▶ [A block of data]
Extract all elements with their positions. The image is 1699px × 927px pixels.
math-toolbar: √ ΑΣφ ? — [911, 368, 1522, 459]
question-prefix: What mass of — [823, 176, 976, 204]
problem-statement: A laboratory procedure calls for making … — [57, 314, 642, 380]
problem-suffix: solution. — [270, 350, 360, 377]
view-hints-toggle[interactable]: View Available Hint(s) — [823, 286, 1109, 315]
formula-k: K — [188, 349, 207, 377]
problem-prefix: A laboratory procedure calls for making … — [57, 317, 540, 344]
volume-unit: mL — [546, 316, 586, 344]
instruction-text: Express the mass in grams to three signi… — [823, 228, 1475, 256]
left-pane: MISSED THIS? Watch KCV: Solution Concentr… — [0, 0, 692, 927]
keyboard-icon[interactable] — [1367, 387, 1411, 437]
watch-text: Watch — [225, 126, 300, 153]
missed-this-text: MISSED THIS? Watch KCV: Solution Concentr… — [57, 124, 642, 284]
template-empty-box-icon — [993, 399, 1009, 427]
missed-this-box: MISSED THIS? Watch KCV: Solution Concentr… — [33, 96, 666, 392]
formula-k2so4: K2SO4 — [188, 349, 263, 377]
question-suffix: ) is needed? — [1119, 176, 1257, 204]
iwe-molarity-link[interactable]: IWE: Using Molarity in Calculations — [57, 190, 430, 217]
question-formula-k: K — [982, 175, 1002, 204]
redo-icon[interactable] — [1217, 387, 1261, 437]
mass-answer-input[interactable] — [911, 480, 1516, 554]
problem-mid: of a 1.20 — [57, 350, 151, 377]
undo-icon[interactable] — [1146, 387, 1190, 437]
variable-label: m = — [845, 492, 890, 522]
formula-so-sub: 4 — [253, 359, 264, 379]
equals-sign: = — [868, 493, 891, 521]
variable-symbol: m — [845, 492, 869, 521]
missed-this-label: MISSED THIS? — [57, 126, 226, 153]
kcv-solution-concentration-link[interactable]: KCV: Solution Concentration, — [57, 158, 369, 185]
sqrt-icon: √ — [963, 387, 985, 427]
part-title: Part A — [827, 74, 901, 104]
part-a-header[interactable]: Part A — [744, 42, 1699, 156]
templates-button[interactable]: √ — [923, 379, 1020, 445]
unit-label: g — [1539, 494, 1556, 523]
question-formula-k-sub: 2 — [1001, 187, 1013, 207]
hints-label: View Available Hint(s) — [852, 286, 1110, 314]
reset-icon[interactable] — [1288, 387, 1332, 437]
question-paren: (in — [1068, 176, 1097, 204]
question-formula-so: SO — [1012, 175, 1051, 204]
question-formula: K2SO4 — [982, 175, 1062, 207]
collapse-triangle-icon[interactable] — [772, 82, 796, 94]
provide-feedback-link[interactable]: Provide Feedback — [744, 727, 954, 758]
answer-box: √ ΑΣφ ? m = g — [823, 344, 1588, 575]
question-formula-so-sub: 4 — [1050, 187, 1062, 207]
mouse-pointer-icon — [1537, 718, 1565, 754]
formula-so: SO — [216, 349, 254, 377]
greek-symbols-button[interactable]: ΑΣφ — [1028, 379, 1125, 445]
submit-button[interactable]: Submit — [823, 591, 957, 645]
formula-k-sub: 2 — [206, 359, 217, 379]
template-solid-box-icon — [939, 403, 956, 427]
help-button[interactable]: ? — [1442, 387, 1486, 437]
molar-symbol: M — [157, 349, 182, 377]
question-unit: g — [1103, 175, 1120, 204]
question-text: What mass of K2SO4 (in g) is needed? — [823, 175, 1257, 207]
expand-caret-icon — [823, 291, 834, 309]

▶ [REQUIREMENTS]
Locate each line above that contains the string "Hint", and copy those lines out in full.

▶ [SOLUTION FOR THIS TASK]
view-hints-toggle[interactable]: View Available Hint(s) — [823, 286, 1109, 315]
hints-label: View Available Hint(s) — [852, 286, 1110, 314]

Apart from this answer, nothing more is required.